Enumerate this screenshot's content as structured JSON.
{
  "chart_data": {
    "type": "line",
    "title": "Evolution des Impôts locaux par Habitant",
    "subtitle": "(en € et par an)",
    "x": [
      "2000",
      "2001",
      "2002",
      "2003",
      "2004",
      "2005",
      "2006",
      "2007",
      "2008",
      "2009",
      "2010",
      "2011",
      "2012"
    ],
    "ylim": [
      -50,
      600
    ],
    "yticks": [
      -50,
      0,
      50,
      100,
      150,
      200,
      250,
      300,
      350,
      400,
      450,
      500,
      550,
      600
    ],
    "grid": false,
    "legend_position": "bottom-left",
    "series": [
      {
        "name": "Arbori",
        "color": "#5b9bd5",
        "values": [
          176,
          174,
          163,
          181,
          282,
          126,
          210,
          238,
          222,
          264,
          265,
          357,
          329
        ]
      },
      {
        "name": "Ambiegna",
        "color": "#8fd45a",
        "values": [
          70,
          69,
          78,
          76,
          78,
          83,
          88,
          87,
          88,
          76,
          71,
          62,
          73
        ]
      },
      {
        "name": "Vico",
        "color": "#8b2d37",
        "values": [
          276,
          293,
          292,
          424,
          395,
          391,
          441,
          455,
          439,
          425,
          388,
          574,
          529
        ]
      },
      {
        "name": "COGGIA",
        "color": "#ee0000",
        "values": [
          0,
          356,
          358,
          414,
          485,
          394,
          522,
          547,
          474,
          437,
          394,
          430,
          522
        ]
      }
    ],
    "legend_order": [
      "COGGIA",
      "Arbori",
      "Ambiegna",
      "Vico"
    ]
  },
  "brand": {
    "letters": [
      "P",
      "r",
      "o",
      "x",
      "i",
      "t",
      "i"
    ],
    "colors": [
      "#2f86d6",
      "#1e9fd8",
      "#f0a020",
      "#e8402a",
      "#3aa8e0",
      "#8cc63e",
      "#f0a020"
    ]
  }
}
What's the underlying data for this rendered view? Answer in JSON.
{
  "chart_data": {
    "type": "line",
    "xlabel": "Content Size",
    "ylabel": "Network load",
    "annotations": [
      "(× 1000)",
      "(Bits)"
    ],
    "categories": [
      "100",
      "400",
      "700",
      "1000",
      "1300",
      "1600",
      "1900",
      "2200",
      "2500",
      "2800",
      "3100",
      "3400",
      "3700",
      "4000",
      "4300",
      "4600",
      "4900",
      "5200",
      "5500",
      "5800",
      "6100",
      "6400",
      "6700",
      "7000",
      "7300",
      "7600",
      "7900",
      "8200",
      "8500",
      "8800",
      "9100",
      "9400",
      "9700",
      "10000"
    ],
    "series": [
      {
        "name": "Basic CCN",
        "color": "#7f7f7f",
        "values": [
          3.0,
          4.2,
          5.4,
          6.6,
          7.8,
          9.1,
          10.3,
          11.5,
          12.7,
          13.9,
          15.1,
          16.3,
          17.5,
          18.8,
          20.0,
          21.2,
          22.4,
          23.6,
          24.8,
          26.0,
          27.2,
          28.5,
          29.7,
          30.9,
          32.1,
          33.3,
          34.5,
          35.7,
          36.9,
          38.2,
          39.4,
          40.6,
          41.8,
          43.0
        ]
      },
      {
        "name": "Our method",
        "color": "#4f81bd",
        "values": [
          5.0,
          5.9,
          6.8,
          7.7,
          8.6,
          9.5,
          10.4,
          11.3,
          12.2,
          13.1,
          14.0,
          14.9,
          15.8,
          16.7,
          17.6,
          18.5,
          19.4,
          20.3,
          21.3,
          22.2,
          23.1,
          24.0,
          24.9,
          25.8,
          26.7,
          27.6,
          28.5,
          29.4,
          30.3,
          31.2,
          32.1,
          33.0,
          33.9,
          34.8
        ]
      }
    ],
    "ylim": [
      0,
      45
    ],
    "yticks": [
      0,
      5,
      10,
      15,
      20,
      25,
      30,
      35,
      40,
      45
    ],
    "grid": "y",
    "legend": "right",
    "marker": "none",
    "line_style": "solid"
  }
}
········
• Task: Repeat the material above in full, keeping every word.

• Answer:
Enumerate this screenshot's content as structured JSON.
{
  "chart_data": {
    "type": "line",
    "title": "Evolution des Impôts locaux par Habitant",
    "subtitle": "(en € et par an)",
    "x": [
      "2000",
      "2001",
      "2002",
      "2003",
      "2004",
      "2005",
      "2006",
      "2007",
      "2008",
      "2009",
      "2010",
      "2011",
      "2012"
    ],
    "ylim": [
      -50,
      600
    ],
    "yticks": [
      -50,
      0,
      50,
      100,
      150,
      200,
      250,
      300,
      350,
      400,
      450,
      500,
      550,
      600
    ],
    "grid": false,
    "legend_position": "bottom-left",
    "series": [
      {
        "name": "Arbori",
        "color": "#5b9bd5",
        "values": [
          176,
          174,
          163,
          181,
          282,
          126,
          210,
          238,
          222,
          264,
          265,
          357,
          329
        ]
      },
      {
        "name": "Ambiegna",
        "color": "#8fd45a",
        "values": [
          70,
          69,
          78,
          76,
          78,
          83,
          88,
          87,
          88,
          76,
          71,
          62,
          73
        ]
      },
      {
        "name": "Vico",
        "color": "#8b2d37",
        "values": [
          276,
          293,
          292,
          424,
          395,
          391,
          441,
          455,
          439,
          425,
          388,
          574,
          529
        ]
      },
      {
        "name": "COGGIA",
        "color": "#ee0000",
        "values": [
          0,
          356,
          358,
          414,
          485,
          394,
          522,
          547,
          474,
          437,
          394,
          430,
          522
        ]
      }
    ],
    "legend_order": [
      "COGGIA",
      "Arbori",
      "Ambiegna",
      "Vico"
    ]
  },
  "brand": {
    "letters": [
      "P",
      "r",
      "o",
      "x",
      "i",
      "t",
      "i"
    ],
    "colors": [
      "#2f86d6",
      "#1e9fd8",
      "#f0a020",
      "#e8402a",
      "#3aa8e0",
      "#8cc63e",
      "#f0a020"
    ]
  }
}
What's the underlying data for this rendered view? Answer in JSON.
{
  "chart_data": {
    "type": "line",
    "xlabel": "Content Size",
    "ylabel": "Network load",
    "annotations": [
      "(× 1000)",
      "(Bits)"
    ],
    "categories": [
      "100",
      "400",
      "700",
      "1000",
      "1300",
      "1600",
      "1900",
      "2200",
      "2500",
      "2800",
      "3100",
      "3400",
      "3700",
      "4000",
      "4300",
      "4600",
      "4900",
      "5200",
      "5500",
      "5800",
      "6100",
      "6400",
      "6700",
      "7000",
      "7300",
      "7600",
      "7900",
      "8200",
      "8500",
      "8800",
      "9100",
      "9400",
      "9700",
      "10000"
    ],
    "series": [
      {
        "name": "Basic CCN",
        "color": "#7f7f7f",
        "values": [
          3.0,
          4.2,
          5.4,
          6.6,
          7.8,
          9.1,
          10.3,
          11.5,
          12.7,
          13.9,
          15.1,
          16.3,
          17.5,
          18.8,
          20.0,
          21.2,
          22.4,
          23.6,
          24.8,
          26.0,
          27.2,
          28.5,
          29.7,
          30.9,
          32.1,
          33.3,
          34.5,
          35.7,
          36.9,
          38.2,
          39.4,
          40.6,
          41.8,
          43.0
        ]
      },
      {
        "name": "Our method",
        "color": "#4f81bd",
        "values": [
          5.0,
          5.9,
          6.8,
          7.7,
          8.6,
          9.5,
          10.4,
          11.3,
          12.2,
          13.1,
          14.0,
          14.9,
          15.8,
          16.7,
          17.6,
          18.5,
          19.4,
          20.3,
          21.3,
          22.2,
          23.1,
          24.0,
          24.9,
          25.8,
          26.7,
          27.6,
          28.5,
          29.4,
          30.3,
          31.2,
          32.1,
          33.0,
          33.9,
          34.8
        ]
      }
    ],
    "ylim": [
      0,
      45
    ],
    "yticks": [
      0,
      5,
      10,
      15,
      20,
      25,
      30,
      35,
      40,
      45
    ],
    "grid": "y",
    "legend": "right",
    "marker": "none",
    "line_style": "solid"
  }
}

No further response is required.